Task directions: Reproduce every record below exactly as written, but leave out any pictures.

Listing:
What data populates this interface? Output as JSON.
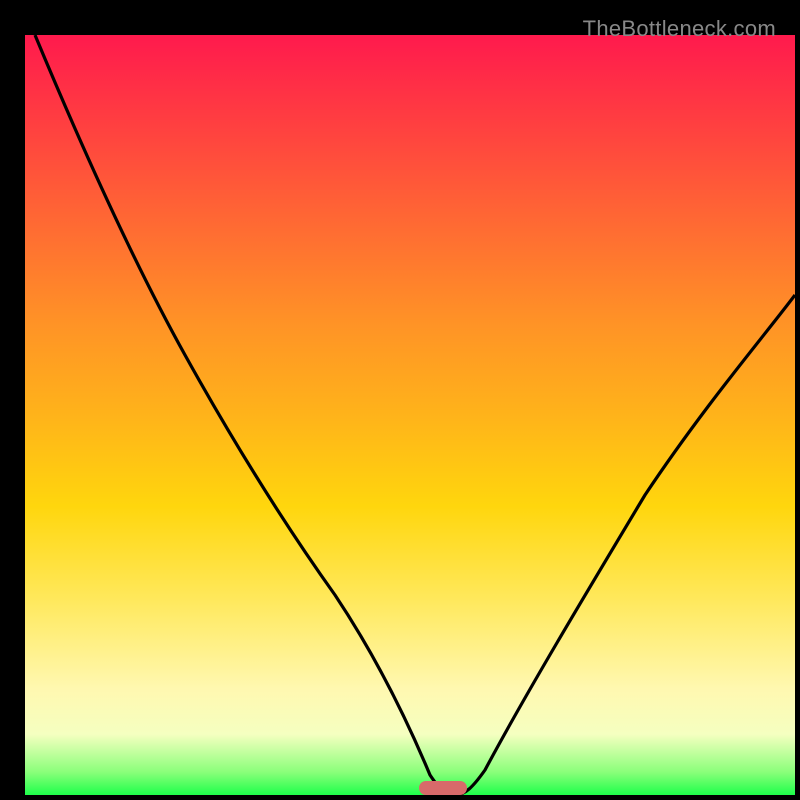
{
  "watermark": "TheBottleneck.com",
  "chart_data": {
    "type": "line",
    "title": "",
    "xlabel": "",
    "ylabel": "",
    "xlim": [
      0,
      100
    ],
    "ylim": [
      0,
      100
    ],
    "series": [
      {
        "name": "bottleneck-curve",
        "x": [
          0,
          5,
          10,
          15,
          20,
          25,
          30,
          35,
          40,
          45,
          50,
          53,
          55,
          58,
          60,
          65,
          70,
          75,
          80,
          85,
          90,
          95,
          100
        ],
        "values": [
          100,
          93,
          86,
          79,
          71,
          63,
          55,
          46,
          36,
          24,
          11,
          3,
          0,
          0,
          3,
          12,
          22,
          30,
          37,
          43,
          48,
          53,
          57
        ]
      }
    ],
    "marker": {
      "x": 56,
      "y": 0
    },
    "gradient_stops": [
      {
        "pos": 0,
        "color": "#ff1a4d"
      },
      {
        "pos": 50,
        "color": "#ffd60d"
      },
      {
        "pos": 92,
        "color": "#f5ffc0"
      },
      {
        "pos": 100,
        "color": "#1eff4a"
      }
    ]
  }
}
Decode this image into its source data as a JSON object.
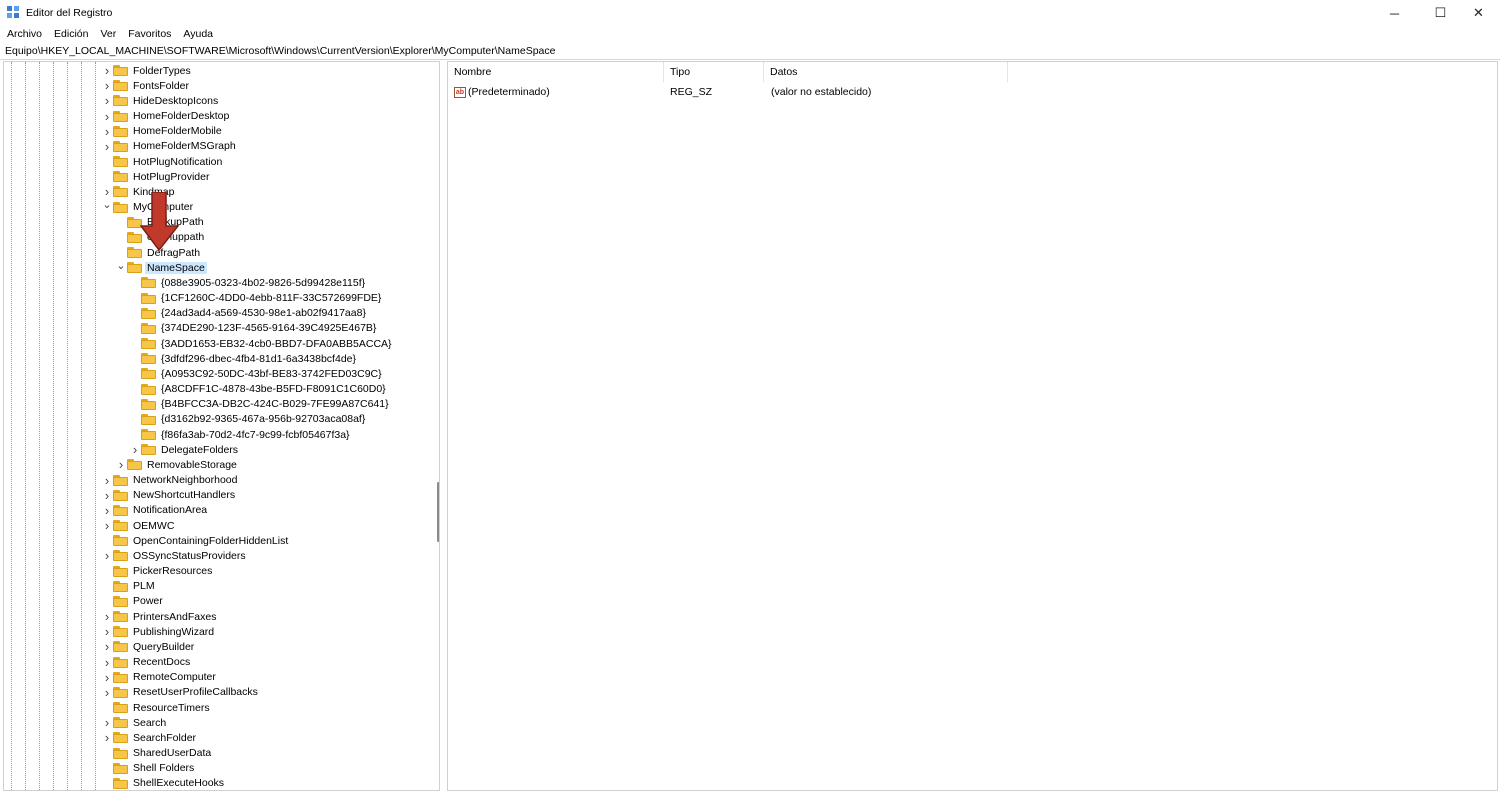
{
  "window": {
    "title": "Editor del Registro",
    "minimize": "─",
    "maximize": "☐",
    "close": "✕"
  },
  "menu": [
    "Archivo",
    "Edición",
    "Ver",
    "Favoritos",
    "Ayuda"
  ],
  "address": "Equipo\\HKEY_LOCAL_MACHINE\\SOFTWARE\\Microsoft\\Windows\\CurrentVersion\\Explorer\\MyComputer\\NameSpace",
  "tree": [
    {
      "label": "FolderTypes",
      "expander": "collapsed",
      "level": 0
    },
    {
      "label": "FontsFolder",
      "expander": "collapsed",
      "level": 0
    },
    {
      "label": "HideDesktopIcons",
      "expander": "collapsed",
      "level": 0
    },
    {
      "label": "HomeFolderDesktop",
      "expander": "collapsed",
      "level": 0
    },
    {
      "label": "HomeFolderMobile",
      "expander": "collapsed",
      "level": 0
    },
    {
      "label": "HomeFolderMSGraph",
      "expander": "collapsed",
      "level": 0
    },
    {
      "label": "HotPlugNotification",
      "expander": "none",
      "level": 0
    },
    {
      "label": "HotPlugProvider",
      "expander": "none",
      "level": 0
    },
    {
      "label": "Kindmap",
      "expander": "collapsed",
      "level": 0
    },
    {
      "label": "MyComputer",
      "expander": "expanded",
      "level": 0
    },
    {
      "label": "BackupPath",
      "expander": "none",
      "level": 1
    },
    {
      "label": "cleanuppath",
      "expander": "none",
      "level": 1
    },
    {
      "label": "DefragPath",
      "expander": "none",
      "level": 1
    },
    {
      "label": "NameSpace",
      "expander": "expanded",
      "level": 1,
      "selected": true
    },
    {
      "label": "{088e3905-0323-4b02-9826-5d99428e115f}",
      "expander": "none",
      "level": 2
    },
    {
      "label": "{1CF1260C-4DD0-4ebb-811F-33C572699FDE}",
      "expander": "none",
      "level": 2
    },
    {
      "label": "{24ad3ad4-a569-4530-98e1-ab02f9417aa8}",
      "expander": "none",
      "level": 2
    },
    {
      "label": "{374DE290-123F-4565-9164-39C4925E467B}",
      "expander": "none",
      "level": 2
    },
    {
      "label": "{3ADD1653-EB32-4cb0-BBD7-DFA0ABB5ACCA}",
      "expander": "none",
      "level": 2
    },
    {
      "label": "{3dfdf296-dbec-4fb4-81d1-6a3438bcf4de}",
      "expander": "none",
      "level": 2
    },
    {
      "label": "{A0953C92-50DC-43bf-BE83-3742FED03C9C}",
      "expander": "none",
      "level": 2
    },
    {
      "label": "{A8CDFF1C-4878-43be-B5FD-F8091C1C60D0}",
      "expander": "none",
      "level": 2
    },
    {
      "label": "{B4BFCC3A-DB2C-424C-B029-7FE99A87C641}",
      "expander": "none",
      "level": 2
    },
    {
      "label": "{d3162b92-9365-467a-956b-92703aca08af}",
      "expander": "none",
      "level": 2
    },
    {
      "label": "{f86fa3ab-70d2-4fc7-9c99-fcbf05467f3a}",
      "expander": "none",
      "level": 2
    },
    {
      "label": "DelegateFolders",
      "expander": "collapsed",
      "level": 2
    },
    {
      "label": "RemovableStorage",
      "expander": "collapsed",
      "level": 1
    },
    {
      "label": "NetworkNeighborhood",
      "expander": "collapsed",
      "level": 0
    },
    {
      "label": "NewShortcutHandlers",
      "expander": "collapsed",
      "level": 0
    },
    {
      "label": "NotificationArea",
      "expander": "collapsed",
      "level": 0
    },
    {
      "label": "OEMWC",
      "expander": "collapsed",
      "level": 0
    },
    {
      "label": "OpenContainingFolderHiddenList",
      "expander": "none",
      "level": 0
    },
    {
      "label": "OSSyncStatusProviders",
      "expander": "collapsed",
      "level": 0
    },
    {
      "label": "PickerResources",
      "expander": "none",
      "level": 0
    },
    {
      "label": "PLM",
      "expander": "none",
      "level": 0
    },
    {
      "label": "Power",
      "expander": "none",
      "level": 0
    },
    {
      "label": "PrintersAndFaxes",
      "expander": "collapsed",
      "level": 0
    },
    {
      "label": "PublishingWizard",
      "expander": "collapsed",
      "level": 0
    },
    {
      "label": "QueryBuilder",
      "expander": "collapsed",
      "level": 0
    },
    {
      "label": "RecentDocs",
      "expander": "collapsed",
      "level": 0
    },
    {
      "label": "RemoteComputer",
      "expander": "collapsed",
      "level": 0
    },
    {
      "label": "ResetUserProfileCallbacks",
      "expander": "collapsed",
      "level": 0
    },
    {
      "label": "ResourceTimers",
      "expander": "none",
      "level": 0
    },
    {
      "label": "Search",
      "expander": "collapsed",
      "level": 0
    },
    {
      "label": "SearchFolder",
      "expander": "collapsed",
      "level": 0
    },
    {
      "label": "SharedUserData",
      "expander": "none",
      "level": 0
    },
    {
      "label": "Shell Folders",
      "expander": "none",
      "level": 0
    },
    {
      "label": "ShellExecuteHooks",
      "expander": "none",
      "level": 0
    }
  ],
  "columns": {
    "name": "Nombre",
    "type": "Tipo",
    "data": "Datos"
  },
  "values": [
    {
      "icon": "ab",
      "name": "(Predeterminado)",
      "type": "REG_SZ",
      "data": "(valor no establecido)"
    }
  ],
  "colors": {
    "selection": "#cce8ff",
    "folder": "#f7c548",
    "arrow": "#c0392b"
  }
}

Result for this exercise:
What data populates this interface? Output as JSON.
{
  "watermark": "TheBottleneck.com",
  "chart_data": {
    "type": "line",
    "title": "",
    "xlabel": "",
    "ylabel": "",
    "xlim": [
      0,
      100
    ],
    "ylim": [
      0,
      100
    ],
    "series": [
      {
        "name": "bottleneck-curve",
        "x": [
          0,
          5,
          10,
          15,
          20,
          25,
          30,
          35,
          40,
          45,
          50,
          53,
          55,
          58,
          60,
          65,
          70,
          75,
          80,
          85,
          90,
          95,
          100
        ],
        "values": [
          100,
          93,
          86,
          79,
          71,
          63,
          55,
          46,
          36,
          24,
          11,
          3,
          0,
          0,
          3,
          12,
          22,
          30,
          37,
          43,
          48,
          53,
          57
        ]
      }
    ],
    "marker": {
      "x": 56,
      "y": 0
    },
    "gradient_stops": [
      {
        "pos": 0,
        "color": "#ff1a4d"
      },
      {
        "pos": 50,
        "color": "#ffd60d"
      },
      {
        "pos": 92,
        "color": "#f5ffc0"
      },
      {
        "pos": 100,
        "color": "#1eff4a"
      }
    ]
  }
}
Decode this image into its source data as a JSON object.
{
  "window": {
    "title": "Editor del Registro",
    "minimize": "─",
    "maximize": "☐",
    "close": "✕"
  },
  "menu": [
    "Archivo",
    "Edición",
    "Ver",
    "Favoritos",
    "Ayuda"
  ],
  "address": "Equipo\\HKEY_LOCAL_MACHINE\\SOFTWARE\\Microsoft\\Windows\\CurrentVersion\\Explorer\\MyComputer\\NameSpace",
  "tree": [
    {
      "label": "FolderTypes",
      "expander": "collapsed",
      "level": 0
    },
    {
      "label": "FontsFolder",
      "expander": "collapsed",
      "level": 0
    },
    {
      "label": "HideDesktopIcons",
      "expander": "collapsed",
      "level": 0
    },
    {
      "label": "HomeFolderDesktop",
      "expander": "collapsed",
      "level": 0
    },
    {
      "label": "HomeFolderMobile",
      "expander": "collapsed",
      "level": 0
    },
    {
      "label": "HomeFolderMSGraph",
      "expander": "collapsed",
      "level": 0
    },
    {
      "label": "HotPlugNotification",
      "expander": "none",
      "level": 0
    },
    {
      "label": "HotPlugProvider",
      "expander": "none",
      "level": 0
    },
    {
      "label": "Kindmap",
      "expander": "collapsed",
      "level": 0
    },
    {
      "label": "MyComputer",
      "expander": "expanded",
      "level": 0
    },
    {
      "label": "BackupPath",
      "expander": "none",
      "level": 1
    },
    {
      "label": "cleanuppath",
      "expander": "none",
      "level": 1
    },
    {
      "label": "DefragPath",
      "expander": "none",
      "level": 1
    },
    {
      "label": "NameSpace",
      "expander": "expanded",
      "level": 1,
      "selected": true
    },
    {
      "label": "{088e3905-0323-4b02-9826-5d99428e115f}",
      "expander": "none",
      "level": 2
    },
    {
      "label": "{1CF1260C-4DD0-4ebb-811F-33C572699FDE}",
      "expander": "none",
      "level": 2
    },
    {
      "label": "{24ad3ad4-a569-4530-98e1-ab02f9417aa8}",
      "expander": "none",
      "level": 2
    },
    {
      "label": "{374DE290-123F-4565-9164-39C4925E467B}",
      "expander": "none",
      "level": 2
    },
    {
      "label": "{3ADD1653-EB32-4cb0-BBD7-DFA0ABB5ACCA}",
      "expander": "none",
      "level": 2
    },
    {
      "label": "{3dfdf296-dbec-4fb4-81d1-6a3438bcf4de}",
      "expander": "none",
      "level": 2
    },
    {
      "label": "{A0953C92-50DC-43bf-BE83-3742FED03C9C}",
      "expander": "none",
      "level": 2
    },
    {
      "label": "{A8CDFF1C-4878-43be-B5FD-F8091C1C60D0}",
      "expander": "none",
      "level": 2
    },
    {
      "label": "{B4BFCC3A-DB2C-424C-B029-7FE99A87C641}",
      "expander": "none",
      "level": 2
    },
    {
      "label": "{d3162b92-9365-467a-956b-92703aca08af}",
      "expander": "none",
      "level": 2
    },
    {
      "label": "{f86fa3ab-70d2-4fc7-9c99-fcbf05467f3a}",
      "expander": "none",
      "level": 2
    },
    {
      "label": "DelegateFolders",
      "expander": "collapsed",
      "level": 2
    },
    {
      "label": "RemovableStorage",
      "expander": "collapsed",
      "level": 1
    },
    {
      "label": "NetworkNeighborhood",
      "expander": "collapsed",
      "level": 0
    },
    {
      "label": "NewShortcutHandlers",
      "expander": "collapsed",
      "level": 0
    },
    {
      "label": "NotificationArea",
      "expander": "collapsed",
      "level": 0
    },
    {
      "label": "OEMWC",
      "expander": "collapsed",
      "level": 0
    },
    {
      "label": "OpenContainingFolderHiddenList",
      "expander": "none",
      "level": 0
    },
    {
      "label": "OSSyncStatusProviders",
      "expander": "collapsed",
      "level": 0
    },
    {
      "label": "PickerResources",
      "expander": "none",
      "level": 0
    },
    {
      "label": "PLM",
      "expander": "none",
      "level": 0
    },
    {
      "label": "Power",
      "expander": "none",
      "level": 0
    },
    {
      "label": "PrintersAndFaxes",
      "expander": "collapsed",
      "level": 0
    },
    {
      "label": "PublishingWizard",
      "expander": "collapsed",
      "level": 0
    },
    {
      "label": "QueryBuilder",
      "expander": "collapsed",
      "level": 0
    },
    {
      "label": "RecentDocs",
      "expander": "collapsed",
      "level": 0
    },
    {
      "label": "RemoteComputer",
      "expander": "collapsed",
      "level": 0
    },
    {
      "label": "ResetUserProfileCallbacks",
      "expander": "collapsed",
      "level": 0
    },
    {
      "label": "ResourceTimers",
      "expander": "none",
      "level": 0
    },
    {
      "label": "Search",
      "expander": "collapsed",
      "level": 0
    },
    {
      "label": "SearchFolder",
      "expander": "collapsed",
      "level": 0
    },
    {
      "label": "SharedUserData",
      "expander": "none",
      "level": 0
    },
    {
      "label": "Shell Folders",
      "expander": "none",
      "level": 0
    },
    {
      "label": "ShellExecuteHooks",
      "expander": "none",
      "level": 0
    }
  ],
  "columns": {
    "name": "Nombre",
    "type": "Tipo",
    "data": "Datos"
  },
  "values": [
    {
      "icon": "ab",
      "name": "(Predeterminado)",
      "type": "REG_SZ",
      "data": "(valor no establecido)"
    }
  ],
  "colors": {
    "selection": "#cce8ff",
    "folder": "#f7c548",
    "arrow": "#c0392b"
  }
}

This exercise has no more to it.